Entries taken from a collection:
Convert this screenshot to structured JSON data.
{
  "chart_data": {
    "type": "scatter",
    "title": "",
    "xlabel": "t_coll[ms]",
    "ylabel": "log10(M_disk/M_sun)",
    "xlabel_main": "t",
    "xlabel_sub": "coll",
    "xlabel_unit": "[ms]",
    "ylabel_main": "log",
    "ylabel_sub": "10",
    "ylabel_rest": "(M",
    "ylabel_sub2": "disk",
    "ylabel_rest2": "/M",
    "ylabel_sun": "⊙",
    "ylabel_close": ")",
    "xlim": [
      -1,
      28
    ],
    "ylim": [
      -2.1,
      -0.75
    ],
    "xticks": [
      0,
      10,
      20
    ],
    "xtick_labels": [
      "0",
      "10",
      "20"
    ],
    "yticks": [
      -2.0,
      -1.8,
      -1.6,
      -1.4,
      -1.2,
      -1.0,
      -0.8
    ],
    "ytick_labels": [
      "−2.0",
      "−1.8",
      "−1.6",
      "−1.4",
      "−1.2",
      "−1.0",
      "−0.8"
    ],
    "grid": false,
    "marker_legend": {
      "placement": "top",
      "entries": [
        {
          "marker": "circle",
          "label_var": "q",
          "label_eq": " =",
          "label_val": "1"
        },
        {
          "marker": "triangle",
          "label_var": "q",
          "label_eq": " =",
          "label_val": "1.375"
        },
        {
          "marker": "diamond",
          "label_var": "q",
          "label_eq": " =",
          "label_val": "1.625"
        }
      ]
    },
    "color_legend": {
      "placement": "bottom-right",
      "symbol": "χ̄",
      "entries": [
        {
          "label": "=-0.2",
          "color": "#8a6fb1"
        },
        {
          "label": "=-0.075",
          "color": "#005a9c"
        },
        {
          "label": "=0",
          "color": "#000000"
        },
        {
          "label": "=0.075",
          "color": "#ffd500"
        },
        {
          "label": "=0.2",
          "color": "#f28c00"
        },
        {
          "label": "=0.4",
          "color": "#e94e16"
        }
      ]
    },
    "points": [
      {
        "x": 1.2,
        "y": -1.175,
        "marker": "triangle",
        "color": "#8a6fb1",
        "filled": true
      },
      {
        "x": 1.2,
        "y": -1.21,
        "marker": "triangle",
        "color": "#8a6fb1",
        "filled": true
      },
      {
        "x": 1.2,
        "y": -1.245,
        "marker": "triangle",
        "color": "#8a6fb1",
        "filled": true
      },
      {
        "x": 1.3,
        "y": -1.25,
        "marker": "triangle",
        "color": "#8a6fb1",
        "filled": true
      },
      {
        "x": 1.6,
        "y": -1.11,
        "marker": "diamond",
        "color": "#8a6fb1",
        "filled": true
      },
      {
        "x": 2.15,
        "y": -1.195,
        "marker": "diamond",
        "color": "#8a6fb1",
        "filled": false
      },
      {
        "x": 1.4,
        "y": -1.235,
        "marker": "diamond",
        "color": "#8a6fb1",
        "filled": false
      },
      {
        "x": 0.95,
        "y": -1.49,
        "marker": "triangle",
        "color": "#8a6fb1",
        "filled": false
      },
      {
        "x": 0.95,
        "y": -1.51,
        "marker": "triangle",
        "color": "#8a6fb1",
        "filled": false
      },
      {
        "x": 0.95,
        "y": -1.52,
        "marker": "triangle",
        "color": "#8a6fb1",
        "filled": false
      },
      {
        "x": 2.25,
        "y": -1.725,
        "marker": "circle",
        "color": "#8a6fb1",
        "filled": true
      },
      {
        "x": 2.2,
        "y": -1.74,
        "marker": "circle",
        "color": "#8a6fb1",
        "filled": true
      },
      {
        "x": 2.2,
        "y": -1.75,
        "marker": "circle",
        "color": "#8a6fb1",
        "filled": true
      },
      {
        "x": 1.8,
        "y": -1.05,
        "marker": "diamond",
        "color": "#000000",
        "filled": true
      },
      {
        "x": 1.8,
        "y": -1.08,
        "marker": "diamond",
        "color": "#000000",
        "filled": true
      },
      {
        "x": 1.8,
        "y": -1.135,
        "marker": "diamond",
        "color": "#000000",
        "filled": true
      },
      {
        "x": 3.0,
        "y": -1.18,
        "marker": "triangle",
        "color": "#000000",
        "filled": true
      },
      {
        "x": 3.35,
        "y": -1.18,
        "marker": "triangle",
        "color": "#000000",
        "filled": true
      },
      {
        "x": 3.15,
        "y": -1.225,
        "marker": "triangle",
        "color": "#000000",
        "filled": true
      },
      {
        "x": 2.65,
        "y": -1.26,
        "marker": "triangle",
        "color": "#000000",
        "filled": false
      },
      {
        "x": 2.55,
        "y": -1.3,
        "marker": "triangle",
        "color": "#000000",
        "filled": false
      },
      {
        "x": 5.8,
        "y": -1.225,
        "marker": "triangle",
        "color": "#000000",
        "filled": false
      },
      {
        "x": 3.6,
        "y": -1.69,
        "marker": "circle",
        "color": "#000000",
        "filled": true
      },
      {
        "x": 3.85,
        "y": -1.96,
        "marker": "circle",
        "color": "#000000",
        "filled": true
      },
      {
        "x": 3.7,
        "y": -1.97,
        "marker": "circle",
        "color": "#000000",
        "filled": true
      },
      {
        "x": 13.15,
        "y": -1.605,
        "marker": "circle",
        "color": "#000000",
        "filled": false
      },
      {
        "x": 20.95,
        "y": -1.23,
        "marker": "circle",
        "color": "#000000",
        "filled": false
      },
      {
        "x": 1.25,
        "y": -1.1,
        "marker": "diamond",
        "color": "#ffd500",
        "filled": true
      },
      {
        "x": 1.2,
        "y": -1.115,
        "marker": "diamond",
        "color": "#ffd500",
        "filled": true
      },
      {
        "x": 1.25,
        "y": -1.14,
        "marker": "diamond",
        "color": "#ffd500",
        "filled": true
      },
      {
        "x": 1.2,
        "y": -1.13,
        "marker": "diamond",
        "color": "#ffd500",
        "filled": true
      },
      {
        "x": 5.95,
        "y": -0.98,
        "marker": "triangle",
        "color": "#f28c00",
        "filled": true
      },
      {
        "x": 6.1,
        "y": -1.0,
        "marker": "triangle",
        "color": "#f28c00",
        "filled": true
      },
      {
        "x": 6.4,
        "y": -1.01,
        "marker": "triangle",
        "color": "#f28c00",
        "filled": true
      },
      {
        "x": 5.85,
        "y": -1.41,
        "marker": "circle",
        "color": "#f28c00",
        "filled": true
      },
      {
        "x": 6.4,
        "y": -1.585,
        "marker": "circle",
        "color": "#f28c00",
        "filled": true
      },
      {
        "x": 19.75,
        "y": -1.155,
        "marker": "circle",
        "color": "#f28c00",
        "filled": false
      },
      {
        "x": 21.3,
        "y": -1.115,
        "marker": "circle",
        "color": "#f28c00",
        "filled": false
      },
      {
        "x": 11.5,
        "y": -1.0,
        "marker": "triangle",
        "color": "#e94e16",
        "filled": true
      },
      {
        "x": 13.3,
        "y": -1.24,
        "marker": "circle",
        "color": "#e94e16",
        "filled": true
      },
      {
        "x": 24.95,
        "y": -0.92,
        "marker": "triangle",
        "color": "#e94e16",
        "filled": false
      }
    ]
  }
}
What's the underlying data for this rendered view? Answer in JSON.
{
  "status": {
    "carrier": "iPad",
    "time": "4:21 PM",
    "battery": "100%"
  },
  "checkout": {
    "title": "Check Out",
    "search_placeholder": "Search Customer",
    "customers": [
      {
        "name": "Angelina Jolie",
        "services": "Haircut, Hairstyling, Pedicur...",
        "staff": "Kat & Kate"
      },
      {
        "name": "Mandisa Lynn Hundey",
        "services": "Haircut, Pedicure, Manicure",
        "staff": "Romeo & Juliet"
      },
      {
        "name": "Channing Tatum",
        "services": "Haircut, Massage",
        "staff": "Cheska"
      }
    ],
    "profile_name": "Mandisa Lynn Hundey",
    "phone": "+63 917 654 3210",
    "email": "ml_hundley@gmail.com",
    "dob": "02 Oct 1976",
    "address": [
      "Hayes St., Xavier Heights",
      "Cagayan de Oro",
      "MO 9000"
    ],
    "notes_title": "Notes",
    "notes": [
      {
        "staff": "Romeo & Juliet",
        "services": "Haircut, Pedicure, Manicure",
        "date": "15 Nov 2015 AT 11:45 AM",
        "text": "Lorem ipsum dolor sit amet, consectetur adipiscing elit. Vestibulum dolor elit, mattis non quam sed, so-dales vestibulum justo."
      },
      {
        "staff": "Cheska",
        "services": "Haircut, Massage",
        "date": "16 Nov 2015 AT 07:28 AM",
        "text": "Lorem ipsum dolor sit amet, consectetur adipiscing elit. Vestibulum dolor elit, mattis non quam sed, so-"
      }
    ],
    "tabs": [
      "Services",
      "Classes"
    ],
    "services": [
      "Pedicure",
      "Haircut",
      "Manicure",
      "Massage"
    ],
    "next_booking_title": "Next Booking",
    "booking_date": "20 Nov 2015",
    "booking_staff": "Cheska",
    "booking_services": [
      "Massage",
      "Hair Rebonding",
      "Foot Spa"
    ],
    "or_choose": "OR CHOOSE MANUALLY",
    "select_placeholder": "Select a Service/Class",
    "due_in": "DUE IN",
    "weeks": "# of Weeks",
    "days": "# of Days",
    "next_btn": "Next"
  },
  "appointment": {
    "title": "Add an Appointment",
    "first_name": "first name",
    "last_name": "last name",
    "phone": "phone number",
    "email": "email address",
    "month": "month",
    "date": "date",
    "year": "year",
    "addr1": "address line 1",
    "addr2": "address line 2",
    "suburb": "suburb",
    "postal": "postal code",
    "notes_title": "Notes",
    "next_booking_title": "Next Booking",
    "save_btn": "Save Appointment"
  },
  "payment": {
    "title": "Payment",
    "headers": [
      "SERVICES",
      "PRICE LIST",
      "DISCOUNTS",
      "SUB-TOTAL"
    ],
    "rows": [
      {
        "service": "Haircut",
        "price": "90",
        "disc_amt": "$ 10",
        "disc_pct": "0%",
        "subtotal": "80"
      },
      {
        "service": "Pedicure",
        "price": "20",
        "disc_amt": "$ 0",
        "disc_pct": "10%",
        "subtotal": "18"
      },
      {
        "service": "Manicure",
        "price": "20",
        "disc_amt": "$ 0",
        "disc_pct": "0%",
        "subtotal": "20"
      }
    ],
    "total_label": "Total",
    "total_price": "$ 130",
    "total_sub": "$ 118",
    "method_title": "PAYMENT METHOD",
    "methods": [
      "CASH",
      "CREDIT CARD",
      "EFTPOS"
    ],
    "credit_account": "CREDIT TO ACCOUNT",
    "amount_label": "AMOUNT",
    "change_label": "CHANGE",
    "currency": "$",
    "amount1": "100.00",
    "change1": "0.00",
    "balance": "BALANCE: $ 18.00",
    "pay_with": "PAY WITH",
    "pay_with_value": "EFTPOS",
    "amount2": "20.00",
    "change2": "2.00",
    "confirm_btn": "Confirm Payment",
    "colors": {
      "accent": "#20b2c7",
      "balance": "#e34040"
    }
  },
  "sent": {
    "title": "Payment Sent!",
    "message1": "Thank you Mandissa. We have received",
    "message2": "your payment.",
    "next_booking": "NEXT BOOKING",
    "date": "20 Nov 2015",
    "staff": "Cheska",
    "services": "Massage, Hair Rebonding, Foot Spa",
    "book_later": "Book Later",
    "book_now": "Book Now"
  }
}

Task - Pull out every line of the records above that contains the word "Mandisa".

Answer in full -
        "name": "Mandisa Lynn Hundey",
    "profile_name": "Mandisa Lynn Hundey",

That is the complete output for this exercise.